### Your task
Restate the entire listing word for word.
============================================================
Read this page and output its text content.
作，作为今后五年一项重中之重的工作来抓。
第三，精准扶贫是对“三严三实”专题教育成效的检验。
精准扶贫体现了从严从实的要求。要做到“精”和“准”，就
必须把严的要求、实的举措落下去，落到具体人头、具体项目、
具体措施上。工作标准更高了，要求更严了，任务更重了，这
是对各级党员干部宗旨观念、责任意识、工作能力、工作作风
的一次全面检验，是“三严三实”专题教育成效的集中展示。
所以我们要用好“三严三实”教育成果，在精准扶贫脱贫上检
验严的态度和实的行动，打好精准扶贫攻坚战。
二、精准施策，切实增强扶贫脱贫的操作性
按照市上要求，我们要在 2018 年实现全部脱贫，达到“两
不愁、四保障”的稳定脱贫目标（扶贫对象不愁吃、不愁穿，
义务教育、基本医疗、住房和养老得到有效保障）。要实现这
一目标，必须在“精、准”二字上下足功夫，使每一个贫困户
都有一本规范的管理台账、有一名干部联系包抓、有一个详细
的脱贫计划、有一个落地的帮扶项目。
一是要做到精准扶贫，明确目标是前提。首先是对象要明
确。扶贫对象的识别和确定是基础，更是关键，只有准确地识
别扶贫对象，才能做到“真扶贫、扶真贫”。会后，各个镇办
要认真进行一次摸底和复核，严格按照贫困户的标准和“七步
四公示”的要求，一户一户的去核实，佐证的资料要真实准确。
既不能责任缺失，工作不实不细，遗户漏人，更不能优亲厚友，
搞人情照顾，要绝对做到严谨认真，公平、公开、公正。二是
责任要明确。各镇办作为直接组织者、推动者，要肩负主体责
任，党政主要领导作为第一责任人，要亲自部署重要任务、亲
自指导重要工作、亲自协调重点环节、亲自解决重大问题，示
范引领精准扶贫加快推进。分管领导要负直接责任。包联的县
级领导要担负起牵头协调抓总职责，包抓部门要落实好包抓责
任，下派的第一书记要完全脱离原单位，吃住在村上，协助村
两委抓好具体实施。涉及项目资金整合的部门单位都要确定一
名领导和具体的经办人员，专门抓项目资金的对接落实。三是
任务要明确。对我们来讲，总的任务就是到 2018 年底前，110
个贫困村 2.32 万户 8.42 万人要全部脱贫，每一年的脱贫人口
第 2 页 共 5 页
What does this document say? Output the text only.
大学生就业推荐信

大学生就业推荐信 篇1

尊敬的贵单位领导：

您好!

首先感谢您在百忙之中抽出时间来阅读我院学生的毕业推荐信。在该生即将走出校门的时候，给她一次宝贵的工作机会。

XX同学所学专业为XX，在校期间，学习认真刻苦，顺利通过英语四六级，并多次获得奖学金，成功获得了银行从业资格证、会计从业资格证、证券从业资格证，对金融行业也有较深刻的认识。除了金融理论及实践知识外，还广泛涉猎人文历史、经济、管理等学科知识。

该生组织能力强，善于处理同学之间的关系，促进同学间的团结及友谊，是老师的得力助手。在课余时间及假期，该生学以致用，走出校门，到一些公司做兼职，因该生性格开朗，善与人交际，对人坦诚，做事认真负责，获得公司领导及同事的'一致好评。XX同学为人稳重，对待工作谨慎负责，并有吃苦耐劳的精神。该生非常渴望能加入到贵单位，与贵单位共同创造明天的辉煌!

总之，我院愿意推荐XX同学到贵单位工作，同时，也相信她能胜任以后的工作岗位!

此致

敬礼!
============================================================
### Answer
Read this page and output its text content.
作，作为今后五年一项重中之重的工作来抓。
第三，精准扶贫是对“三严三实”专题教育成效的检验。
精准扶贫体现了从严从实的要求。要做到“精”和“准”，就
必须把严的要求、实的举措落下去，落到具体人头、具体项目、
具体措施上。工作标准更高了，要求更严了，任务更重了，这
是对各级党员干部宗旨观念、责任意识、工作能力、工作作风
的一次全面检验，是“三严三实”专题教育成效的集中展示。
所以我们要用好“三严三实”教育成果，在精准扶贫脱贫上检
验严的态度和实的行动，打好精准扶贫攻坚战。
二、精准施策，切实增强扶贫脱贫的操作性
按照市上要求，我们要在 2018 年实现全部脱贫，达到“两
不愁、四保障”的稳定脱贫目标（扶贫对象不愁吃、不愁穿，
义务教育、基本医疗、住房和养老得到有效保障）。要实现这
一目标，必须在“精、准”二字上下足功夫，使每一个贫困户
都有一本规范的管理台账、有一名干部联系包抓、有一个详细
的脱贫计划、有一个落地的帮扶项目。
一是要做到精准扶贫，明确目标是前提。首先是对象要明
确。扶贫对象的识别和确定是基础，更是关键，只有准确地识
别扶贫对象，才能做到“真扶贫、扶真贫”。会后，各个镇办
要认真进行一次摸底和复核，严格按照贫困户的标准和“七步
四公示”的要求，一户一户的去核实，佐证的资料要真实准确。
既不能责任缺失，工作不实不细，遗户漏人，更不能优亲厚友，
搞人情照顾，要绝对做到严谨认真，公平、公开、公正。二是
责任要明确。各镇办作为直接组织者、推动者，要肩负主体责
任，党政主要领导作为第一责任人，要亲自部署重要任务、亲
自指导重要工作、亲自协调重点环节、亲自解决重大问题，示
范引领精准扶贫加快推进。分管领导要负直接责任。包联的县
级领导要担负起牵头协调抓总职责，包抓部门要落实好包抓责
任，下派的第一书记要完全脱离原单位，吃住在村上，协助村
两委抓好具体实施。涉及项目资金整合的部门单位都要确定一
名领导和具体的经办人员，专门抓项目资金的对接落实。三是
任务要明确。对我们来讲，总的任务就是到 2018 年底前，110
个贫困村 2.32 万户 8.42 万人要全部脱贫，每一年的脱贫人口
第 2 页 共 5 页
What does this document say? Output the text only.
大学生就业推荐信

大学生就业推荐信 篇1

尊敬的贵单位领导：

您好!

首先感谢您在百忙之中抽出时间来阅读我院学生的毕业推荐信。在该生即将走出校门的时候，给她一次宝贵的工作机会。

XX同学所学专业为XX，在校期间，学习认真刻苦，顺利通过英语四六级，并多次获得奖学金，成功获得了银行从业资格证、会计从业资格证、证券从业资格证，对金融行业也有较深刻的认识。除了金融理论及实践知识外，还广泛涉猎人文历史、经济、管理等学科知识。

该生组织能力强，善于处理同学之间的关系，促进同学间的团结及友谊，是老师的得力助手。在课余时间及假期，该生学以致用，走出校门，到一些公司做兼职，因该生性格开朗，善与人交际，对人坦诚，做事认真负责，获得公司领导及同事的'一致好评。XX同学为人稳重，对待工作谨慎负责，并有吃苦耐劳的精神。该生非常渴望能加入到贵单位，与贵单位共同创造明天的辉煌!

总之，我院愿意推荐XX同学到贵单位工作，同时，也相信她能胜任以后的工作岗位!

此致

敬礼!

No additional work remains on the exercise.